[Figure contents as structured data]
= = = = = = =
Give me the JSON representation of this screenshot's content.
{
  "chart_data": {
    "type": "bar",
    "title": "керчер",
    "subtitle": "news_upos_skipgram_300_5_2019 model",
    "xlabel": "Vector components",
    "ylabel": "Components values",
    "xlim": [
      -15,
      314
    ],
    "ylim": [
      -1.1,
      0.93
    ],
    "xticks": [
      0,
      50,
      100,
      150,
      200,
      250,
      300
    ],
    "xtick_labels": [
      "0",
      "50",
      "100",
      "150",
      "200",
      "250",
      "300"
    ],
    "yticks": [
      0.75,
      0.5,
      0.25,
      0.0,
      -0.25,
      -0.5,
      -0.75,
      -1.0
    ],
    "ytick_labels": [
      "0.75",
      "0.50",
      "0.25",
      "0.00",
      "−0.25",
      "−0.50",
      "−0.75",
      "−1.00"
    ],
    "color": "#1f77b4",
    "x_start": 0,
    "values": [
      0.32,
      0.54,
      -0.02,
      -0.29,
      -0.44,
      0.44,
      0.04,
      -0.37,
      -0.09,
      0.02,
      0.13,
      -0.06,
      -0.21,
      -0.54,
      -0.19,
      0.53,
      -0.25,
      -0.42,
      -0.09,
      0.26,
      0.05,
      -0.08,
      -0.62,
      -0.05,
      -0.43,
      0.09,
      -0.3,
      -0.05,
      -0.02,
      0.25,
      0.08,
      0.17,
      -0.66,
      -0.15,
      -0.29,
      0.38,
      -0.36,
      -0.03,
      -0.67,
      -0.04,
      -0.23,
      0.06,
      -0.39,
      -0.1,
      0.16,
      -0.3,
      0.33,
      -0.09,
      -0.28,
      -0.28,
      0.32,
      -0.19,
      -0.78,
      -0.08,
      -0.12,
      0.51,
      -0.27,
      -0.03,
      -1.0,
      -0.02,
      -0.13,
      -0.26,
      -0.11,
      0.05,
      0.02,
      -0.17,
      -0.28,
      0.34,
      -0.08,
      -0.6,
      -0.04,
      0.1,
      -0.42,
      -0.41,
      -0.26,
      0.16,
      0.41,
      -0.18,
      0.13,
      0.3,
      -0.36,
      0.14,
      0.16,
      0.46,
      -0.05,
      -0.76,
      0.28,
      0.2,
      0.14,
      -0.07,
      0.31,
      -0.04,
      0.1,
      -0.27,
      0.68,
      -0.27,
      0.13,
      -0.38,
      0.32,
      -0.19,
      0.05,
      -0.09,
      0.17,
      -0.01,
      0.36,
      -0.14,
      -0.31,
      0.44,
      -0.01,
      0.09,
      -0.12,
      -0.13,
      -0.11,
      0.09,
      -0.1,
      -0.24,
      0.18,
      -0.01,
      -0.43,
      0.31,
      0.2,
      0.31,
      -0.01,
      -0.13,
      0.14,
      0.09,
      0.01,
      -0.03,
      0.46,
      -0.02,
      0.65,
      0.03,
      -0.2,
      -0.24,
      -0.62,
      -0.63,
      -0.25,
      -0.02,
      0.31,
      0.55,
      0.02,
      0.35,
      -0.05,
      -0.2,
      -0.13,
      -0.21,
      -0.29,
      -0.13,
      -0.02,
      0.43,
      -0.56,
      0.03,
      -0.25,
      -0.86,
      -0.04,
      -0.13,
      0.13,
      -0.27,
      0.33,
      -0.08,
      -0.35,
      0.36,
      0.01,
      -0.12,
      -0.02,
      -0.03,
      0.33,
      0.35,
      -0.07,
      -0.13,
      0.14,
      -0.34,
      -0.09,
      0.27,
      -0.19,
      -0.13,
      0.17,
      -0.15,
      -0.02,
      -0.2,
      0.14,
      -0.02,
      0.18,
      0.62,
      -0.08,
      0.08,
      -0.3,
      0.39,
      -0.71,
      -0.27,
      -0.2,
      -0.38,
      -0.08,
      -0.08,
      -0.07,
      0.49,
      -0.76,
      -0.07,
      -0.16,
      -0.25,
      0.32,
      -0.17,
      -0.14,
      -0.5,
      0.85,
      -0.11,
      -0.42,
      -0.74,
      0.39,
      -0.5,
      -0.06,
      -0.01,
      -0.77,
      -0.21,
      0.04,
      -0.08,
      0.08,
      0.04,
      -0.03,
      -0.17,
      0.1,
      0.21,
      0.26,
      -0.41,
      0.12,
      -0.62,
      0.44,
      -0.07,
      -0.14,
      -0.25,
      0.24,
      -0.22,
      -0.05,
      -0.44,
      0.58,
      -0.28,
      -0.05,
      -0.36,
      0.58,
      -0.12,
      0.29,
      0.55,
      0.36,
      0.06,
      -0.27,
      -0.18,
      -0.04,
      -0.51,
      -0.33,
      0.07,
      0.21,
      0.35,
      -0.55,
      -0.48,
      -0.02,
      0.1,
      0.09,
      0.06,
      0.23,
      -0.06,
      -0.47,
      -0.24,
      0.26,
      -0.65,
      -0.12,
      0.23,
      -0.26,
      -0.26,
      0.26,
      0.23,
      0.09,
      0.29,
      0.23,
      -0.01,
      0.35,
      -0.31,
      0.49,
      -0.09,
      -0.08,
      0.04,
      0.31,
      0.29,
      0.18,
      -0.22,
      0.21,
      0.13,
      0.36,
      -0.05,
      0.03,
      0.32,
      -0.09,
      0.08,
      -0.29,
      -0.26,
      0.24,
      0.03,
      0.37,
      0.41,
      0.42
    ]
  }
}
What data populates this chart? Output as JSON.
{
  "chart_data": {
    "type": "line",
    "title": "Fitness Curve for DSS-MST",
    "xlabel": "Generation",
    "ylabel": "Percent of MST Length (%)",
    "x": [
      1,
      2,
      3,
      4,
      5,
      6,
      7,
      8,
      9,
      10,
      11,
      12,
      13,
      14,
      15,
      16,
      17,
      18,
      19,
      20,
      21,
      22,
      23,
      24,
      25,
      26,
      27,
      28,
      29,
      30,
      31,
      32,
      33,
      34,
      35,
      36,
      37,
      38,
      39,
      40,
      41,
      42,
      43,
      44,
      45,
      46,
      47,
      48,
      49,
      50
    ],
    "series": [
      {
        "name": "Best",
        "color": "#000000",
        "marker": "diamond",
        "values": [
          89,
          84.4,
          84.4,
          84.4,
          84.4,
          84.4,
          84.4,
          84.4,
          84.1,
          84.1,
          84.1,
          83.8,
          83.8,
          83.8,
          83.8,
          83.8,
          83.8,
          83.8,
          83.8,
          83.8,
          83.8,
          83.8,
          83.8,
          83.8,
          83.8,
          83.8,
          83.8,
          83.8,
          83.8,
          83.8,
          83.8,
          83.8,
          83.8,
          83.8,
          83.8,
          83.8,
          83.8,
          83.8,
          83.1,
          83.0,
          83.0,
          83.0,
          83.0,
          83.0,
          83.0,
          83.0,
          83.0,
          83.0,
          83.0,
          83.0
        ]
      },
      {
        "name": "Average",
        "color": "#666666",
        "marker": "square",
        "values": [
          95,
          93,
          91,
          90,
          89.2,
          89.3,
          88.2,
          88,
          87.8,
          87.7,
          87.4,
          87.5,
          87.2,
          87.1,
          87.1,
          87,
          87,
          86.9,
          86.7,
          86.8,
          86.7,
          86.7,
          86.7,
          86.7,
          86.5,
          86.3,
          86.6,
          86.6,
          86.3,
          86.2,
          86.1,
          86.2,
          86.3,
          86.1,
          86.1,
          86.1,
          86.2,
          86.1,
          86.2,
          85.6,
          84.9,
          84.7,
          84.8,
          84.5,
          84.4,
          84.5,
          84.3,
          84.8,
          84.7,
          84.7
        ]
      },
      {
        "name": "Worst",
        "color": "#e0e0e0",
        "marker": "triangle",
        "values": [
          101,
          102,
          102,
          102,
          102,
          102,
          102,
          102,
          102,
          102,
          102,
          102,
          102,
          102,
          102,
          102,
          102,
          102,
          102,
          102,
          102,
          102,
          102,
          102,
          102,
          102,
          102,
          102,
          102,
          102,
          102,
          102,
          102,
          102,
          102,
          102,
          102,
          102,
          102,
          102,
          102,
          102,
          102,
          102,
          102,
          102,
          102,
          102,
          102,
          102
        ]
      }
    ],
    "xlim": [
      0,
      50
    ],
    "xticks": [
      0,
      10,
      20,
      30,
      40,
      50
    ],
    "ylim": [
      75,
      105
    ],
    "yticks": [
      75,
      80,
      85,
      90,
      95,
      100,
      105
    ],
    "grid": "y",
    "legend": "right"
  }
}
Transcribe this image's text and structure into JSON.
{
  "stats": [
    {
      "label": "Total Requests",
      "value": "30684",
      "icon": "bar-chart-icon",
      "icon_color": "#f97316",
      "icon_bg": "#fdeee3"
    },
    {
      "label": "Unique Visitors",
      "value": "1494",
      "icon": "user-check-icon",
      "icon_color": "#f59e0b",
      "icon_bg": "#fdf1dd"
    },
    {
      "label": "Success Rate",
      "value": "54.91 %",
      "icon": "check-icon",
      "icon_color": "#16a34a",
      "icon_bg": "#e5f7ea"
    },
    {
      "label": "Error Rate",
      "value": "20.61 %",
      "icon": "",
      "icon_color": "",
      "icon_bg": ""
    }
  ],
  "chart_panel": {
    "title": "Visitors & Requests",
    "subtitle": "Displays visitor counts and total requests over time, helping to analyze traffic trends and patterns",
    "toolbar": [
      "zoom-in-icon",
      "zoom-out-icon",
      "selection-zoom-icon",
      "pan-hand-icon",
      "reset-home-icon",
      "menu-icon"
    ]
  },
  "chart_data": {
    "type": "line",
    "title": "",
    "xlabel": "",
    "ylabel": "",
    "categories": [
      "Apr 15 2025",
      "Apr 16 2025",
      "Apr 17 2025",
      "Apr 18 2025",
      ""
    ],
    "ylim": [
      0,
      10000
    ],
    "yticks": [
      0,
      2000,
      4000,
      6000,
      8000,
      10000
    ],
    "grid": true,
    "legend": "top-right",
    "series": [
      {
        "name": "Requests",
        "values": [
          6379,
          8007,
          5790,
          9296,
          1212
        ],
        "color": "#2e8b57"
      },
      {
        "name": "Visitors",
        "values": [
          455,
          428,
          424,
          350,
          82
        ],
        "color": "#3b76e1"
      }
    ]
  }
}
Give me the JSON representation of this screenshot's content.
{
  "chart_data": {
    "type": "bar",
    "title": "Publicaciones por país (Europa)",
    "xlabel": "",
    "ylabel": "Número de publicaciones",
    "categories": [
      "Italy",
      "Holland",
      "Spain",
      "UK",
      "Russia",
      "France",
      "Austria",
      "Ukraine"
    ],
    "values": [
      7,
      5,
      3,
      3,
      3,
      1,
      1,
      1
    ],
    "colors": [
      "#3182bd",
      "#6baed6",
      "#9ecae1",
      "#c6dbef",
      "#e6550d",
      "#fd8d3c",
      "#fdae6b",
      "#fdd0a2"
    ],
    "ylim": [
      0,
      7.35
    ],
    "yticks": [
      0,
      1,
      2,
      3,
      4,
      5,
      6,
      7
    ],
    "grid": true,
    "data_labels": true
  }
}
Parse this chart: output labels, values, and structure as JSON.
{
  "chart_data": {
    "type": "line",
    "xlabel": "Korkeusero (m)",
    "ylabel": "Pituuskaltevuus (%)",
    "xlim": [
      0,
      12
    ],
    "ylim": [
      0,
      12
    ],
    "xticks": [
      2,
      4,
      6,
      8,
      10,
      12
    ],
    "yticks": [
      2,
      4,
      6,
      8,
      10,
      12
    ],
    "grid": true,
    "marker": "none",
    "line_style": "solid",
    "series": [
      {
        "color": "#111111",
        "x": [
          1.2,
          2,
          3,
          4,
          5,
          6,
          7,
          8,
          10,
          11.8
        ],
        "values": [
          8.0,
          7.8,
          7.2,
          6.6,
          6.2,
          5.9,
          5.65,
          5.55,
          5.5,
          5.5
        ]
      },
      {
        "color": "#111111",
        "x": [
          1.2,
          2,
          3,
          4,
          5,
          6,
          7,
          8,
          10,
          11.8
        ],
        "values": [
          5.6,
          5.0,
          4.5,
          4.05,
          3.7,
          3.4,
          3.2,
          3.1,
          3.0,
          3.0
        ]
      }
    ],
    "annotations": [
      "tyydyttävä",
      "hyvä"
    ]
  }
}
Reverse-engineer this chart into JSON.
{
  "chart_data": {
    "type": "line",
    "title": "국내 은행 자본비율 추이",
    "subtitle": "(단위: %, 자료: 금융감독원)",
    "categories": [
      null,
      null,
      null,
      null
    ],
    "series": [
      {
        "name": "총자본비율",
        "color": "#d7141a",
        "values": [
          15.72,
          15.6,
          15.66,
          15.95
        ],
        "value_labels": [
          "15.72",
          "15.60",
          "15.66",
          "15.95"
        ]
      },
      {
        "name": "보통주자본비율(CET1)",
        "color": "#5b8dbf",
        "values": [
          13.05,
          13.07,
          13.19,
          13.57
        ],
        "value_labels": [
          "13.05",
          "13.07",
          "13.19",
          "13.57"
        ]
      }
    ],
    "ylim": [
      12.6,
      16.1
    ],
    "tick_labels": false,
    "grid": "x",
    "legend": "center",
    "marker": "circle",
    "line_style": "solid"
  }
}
= = = = = = =
Looking at the material above, count the lines that hold "name" and give the total alone.

7